▶ _WHAT YOU SHOULD DO_
Restate the whole of the material. Keep every word, and drop the pictures.

★ ★ ★

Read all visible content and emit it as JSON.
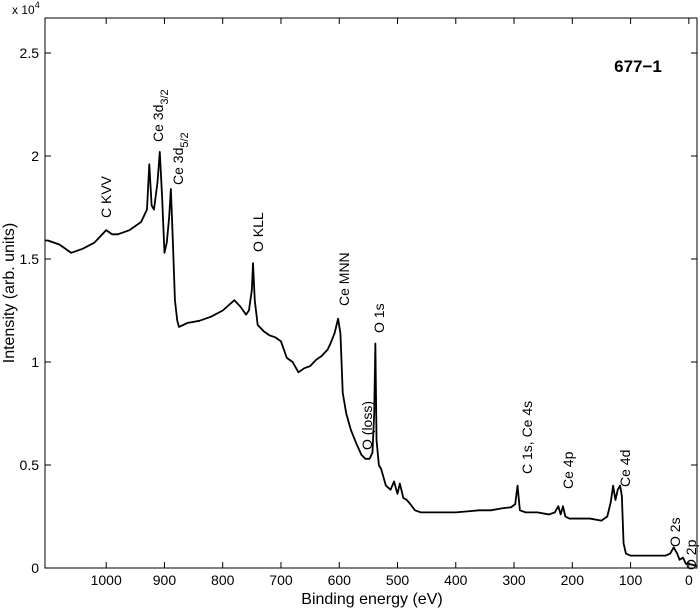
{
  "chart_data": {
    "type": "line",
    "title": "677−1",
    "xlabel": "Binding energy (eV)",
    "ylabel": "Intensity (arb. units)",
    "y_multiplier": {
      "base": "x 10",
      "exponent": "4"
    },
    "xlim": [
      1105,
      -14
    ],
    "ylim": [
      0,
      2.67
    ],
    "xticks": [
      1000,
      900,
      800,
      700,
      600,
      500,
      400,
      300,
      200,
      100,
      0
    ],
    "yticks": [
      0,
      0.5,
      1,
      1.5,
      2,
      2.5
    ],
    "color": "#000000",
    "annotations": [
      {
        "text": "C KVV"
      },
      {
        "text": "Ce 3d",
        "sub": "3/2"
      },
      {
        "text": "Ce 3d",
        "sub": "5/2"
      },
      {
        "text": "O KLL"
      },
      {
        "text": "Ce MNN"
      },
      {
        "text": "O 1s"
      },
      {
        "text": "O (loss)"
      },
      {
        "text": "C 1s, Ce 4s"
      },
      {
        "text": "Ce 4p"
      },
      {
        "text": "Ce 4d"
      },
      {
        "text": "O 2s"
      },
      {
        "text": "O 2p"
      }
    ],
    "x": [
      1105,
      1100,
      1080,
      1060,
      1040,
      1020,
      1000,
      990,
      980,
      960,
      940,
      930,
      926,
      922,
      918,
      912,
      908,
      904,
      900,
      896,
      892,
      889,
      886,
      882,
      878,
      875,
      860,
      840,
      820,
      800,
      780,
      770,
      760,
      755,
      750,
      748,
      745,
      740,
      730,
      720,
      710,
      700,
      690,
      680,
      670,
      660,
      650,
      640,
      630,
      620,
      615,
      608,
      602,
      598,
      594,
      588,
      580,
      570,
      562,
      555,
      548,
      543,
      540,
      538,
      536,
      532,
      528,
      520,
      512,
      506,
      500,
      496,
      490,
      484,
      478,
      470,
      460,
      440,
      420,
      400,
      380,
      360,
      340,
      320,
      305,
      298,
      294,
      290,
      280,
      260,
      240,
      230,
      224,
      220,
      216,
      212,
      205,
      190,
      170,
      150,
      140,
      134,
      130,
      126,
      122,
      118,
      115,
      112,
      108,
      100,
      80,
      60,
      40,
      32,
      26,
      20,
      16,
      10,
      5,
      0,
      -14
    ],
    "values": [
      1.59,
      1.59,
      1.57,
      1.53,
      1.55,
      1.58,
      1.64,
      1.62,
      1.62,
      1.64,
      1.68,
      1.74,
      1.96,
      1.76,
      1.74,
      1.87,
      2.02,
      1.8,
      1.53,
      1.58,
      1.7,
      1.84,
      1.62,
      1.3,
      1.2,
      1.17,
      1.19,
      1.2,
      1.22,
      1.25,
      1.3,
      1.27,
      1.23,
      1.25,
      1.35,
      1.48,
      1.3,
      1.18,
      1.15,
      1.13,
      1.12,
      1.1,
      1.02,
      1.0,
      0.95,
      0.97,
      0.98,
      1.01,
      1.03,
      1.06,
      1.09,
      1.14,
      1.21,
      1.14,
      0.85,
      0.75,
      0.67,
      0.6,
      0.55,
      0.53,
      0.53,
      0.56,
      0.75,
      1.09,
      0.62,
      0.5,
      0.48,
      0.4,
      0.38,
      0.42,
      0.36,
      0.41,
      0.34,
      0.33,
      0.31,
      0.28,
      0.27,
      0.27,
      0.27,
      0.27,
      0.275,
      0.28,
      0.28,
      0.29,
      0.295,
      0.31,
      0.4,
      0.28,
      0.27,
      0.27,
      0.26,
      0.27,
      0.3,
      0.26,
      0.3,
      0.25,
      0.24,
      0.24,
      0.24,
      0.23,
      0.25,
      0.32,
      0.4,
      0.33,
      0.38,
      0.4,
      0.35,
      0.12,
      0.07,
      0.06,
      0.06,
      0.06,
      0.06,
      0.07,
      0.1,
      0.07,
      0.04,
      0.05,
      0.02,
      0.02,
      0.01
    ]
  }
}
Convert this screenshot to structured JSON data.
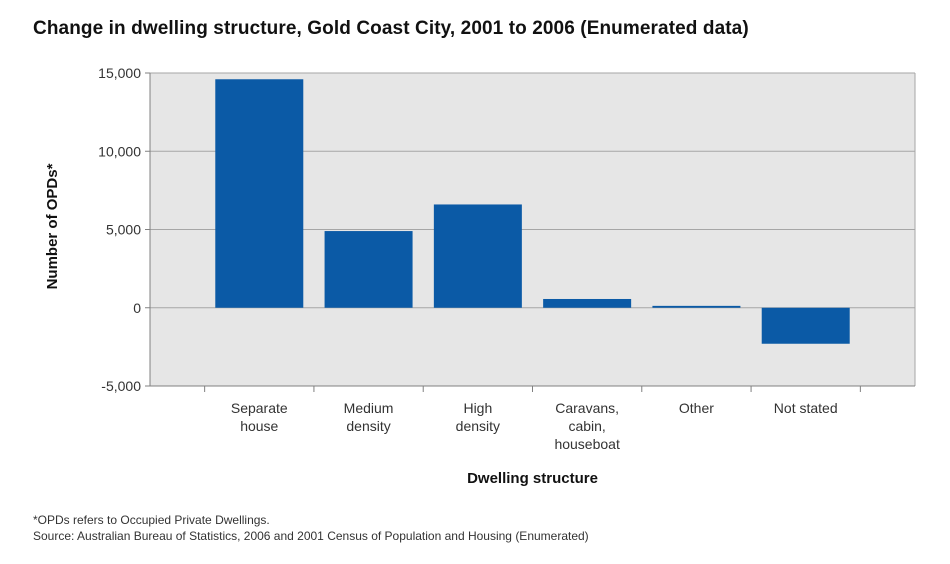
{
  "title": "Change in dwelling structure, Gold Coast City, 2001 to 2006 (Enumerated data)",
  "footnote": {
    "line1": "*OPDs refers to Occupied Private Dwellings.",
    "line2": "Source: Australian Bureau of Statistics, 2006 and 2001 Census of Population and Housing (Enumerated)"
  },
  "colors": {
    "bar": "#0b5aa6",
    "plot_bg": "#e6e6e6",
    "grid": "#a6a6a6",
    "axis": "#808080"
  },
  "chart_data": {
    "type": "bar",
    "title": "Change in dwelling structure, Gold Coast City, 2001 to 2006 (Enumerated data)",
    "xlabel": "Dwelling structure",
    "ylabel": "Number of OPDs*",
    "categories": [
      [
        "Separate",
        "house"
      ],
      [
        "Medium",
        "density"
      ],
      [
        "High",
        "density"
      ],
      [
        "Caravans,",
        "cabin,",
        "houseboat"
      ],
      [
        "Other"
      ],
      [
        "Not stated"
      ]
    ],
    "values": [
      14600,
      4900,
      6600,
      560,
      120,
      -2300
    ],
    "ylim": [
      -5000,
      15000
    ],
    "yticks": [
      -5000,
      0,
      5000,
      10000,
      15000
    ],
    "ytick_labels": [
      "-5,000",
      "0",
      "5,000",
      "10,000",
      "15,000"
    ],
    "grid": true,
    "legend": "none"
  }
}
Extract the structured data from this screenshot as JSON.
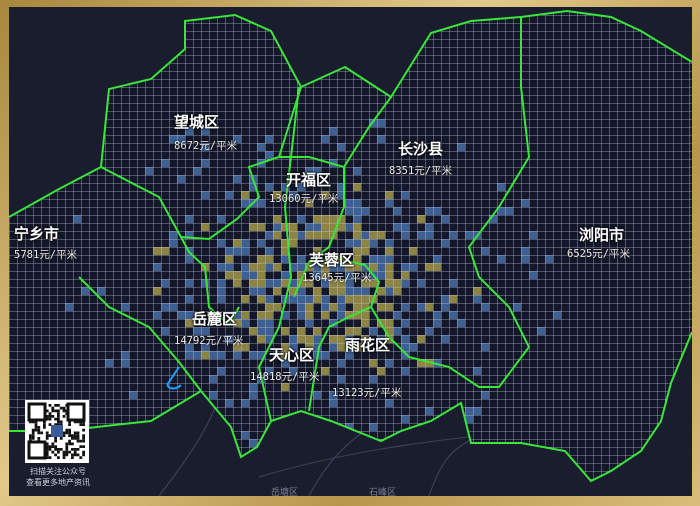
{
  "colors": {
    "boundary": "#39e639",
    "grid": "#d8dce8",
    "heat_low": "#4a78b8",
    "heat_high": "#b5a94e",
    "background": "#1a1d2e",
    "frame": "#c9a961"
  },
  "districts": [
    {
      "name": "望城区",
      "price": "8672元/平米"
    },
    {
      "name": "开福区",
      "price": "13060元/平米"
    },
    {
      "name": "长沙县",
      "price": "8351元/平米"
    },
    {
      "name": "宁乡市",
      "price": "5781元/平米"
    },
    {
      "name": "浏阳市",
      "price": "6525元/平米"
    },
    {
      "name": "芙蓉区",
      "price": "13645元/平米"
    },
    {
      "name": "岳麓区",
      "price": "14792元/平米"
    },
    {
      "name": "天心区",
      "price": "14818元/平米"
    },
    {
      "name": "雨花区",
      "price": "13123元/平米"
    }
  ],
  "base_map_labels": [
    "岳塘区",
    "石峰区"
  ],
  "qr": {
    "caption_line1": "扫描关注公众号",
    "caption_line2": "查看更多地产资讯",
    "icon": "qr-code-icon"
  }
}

★ ★ ★

▶ _EXERCISE ANSWER_
Read all visible content and emit it as JSON.
{
  "chart_data": {
    "type": "line",
    "title": "677−1",
    "xlabel": "Binding energy (eV)",
    "ylabel": "Intensity (arb. units)",
    "y_multiplier": {
      "base": "x 10",
      "exponent": "4"
    },
    "xlim": [
      1105,
      -14
    ],
    "ylim": [
      0,
      2.67
    ],
    "xticks": [
      1000,
      900,
      800,
      700,
      600,
      500,
      400,
      300,
      200,
      100,
      0
    ],
    "yticks": [
      0,
      0.5,
      1,
      1.5,
      2,
      2.5
    ],
    "color": "#000000",
    "annotations": [
      {
        "text": "C KVV"
      },
      {
        "text": "Ce 3d",
        "sub": "3/2"
      },
      {
        "text": "Ce 3d",
        "sub": "5/2"
      },
      {
        "text": "O KLL"
      },
      {
        "text": "Ce MNN"
      },
      {
        "text": "O 1s"
      },
      {
        "text": "O (loss)"
      },
      {
        "text": "C 1s, Ce 4s"
      },
      {
        "text": "Ce 4p"
      },
      {
        "text": "Ce 4d"
      },
      {
        "text": "O 2s"
      },
      {
        "text": "O 2p"
      }
    ],
    "x": [
      1105,
      1100,
      1080,
      1060,
      1040,
      1020,
      1000,
      990,
      980,
      960,
      940,
      930,
      926,
      922,
      918,
      912,
      908,
      904,
      900,
      896,
      892,
      889,
      886,
      882,
      878,
      875,
      860,
      840,
      820,
      800,
      780,
      770,
      760,
      755,
      750,
      748,
      745,
      740,
      730,
      720,
      710,
      700,
      690,
      680,
      670,
      660,
      650,
      640,
      630,
      620,
      615,
      608,
      602,
      598,
      594,
      588,
      580,
      570,
      562,
      555,
      548,
      543,
      540,
      538,
      536,
      532,
      528,
      520,
      512,
      506,
      500,
      496,
      490,
      484,
      478,
      470,
      460,
      440,
      420,
      400,
      380,
      360,
      340,
      320,
      305,
      298,
      294,
      290,
      280,
      260,
      240,
      230,
      224,
      220,
      216,
      212,
      205,
      190,
      170,
      150,
      140,
      134,
      130,
      126,
      122,
      118,
      115,
      112,
      108,
      100,
      80,
      60,
      40,
      32,
      26,
      20,
      16,
      10,
      5,
      0,
      -14
    ],
    "values": [
      1.59,
      1.59,
      1.57,
      1.53,
      1.55,
      1.58,
      1.64,
      1.62,
      1.62,
      1.64,
      1.68,
      1.74,
      1.96,
      1.76,
      1.74,
      1.87,
      2.02,
      1.8,
      1.53,
      1.58,
      1.7,
      1.84,
      1.62,
      1.3,
      1.2,
      1.17,
      1.19,
      1.2,
      1.22,
      1.25,
      1.3,
      1.27,
      1.23,
      1.25,
      1.35,
      1.48,
      1.3,
      1.18,
      1.15,
      1.13,
      1.12,
      1.1,
      1.02,
      1.0,
      0.95,
      0.97,
      0.98,
      1.01,
      1.03,
      1.06,
      1.09,
      1.14,
      1.21,
      1.14,
      0.85,
      0.75,
      0.67,
      0.6,
      0.55,
      0.53,
      0.53,
      0.56,
      0.75,
      1.09,
      0.62,
      0.5,
      0.48,
      0.4,
      0.38,
      0.42,
      0.36,
      0.41,
      0.34,
      0.33,
      0.31,
      0.28,
      0.27,
      0.27,
      0.27,
      0.27,
      0.275,
      0.28,
      0.28,
      0.29,
      0.295,
      0.31,
      0.4,
      0.28,
      0.27,
      0.27,
      0.26,
      0.27,
      0.3,
      0.26,
      0.3,
      0.25,
      0.24,
      0.24,
      0.24,
      0.23,
      0.25,
      0.32,
      0.4,
      0.33,
      0.38,
      0.4,
      0.35,
      0.12,
      0.07,
      0.06,
      0.06,
      0.06,
      0.06,
      0.07,
      0.1,
      0.07,
      0.04,
      0.05,
      0.02,
      0.02,
      0.01
    ]
  }
}
Convert this screenshot to structured JSON data.
{
  "title": "Change in dwelling structure, Gold Coast City, 2001 to 2006 (Enumerated data)",
  "footnote": {
    "line1": "*OPDs refers to Occupied Private Dwellings.",
    "line2": "Source: Australian Bureau of Statistics, 2006 and 2001 Census of Population and Housing (Enumerated)"
  },
  "colors": {
    "bar": "#0b5aa6",
    "plot_bg": "#e6e6e6",
    "grid": "#a6a6a6",
    "axis": "#808080"
  },
  "chart_data": {
    "type": "bar",
    "title": "Change in dwelling structure, Gold Coast City, 2001 to 2006 (Enumerated data)",
    "xlabel": "Dwelling structure",
    "ylabel": "Number of OPDs*",
    "categories": [
      [
        "Separate",
        "house"
      ],
      [
        "Medium",
        "density"
      ],
      [
        "High",
        "density"
      ],
      [
        "Caravans,",
        "cabin,",
        "houseboat"
      ],
      [
        "Other"
      ],
      [
        "Not stated"
      ]
    ],
    "values": [
      14600,
      4900,
      6600,
      560,
      120,
      -2300
    ],
    "ylim": [
      -5000,
      15000
    ],
    "yticks": [
      -5000,
      0,
      5000,
      10000,
      15000
    ],
    "ytick_labels": [
      "-5,000",
      "0",
      "5,000",
      "10,000",
      "15,000"
    ],
    "grid": true,
    "legend": "none"
  }
}
Extract the structured data from this screenshot as JSON.
{
  "colors": {
    "boundary": "#39e639",
    "grid": "#d8dce8",
    "heat_low": "#4a78b8",
    "heat_high": "#b5a94e",
    "background": "#1a1d2e",
    "frame": "#c9a961"
  },
  "districts": [
    {
      "name": "望城区",
      "price": "8672元/平米"
    },
    {
      "name": "开福区",
      "price": "13060元/平米"
    },
    {
      "name": "长沙县",
      "price": "8351元/平米"
    },
    {
      "name": "宁乡市",
      "price": "5781元/平米"
    },
    {
      "name": "浏阳市",
      "price": "6525元/平米"
    },
    {
      "name": "芙蓉区",
      "price": "13645元/平米"
    },
    {
      "name": "岳麓区",
      "price": "14792元/平米"
    },
    {
      "name": "天心区",
      "price": "14818元/平米"
    },
    {
      "name": "雨花区",
      "price": "13123元/平米"
    }
  ],
  "base_map_labels": [
    "岳塘区",
    "石峰区"
  ],
  "qr": {
    "caption_line1": "扫描关注公众号",
    "caption_line2": "查看更多地产资讯",
    "icon": "qr-code-icon"
  }
}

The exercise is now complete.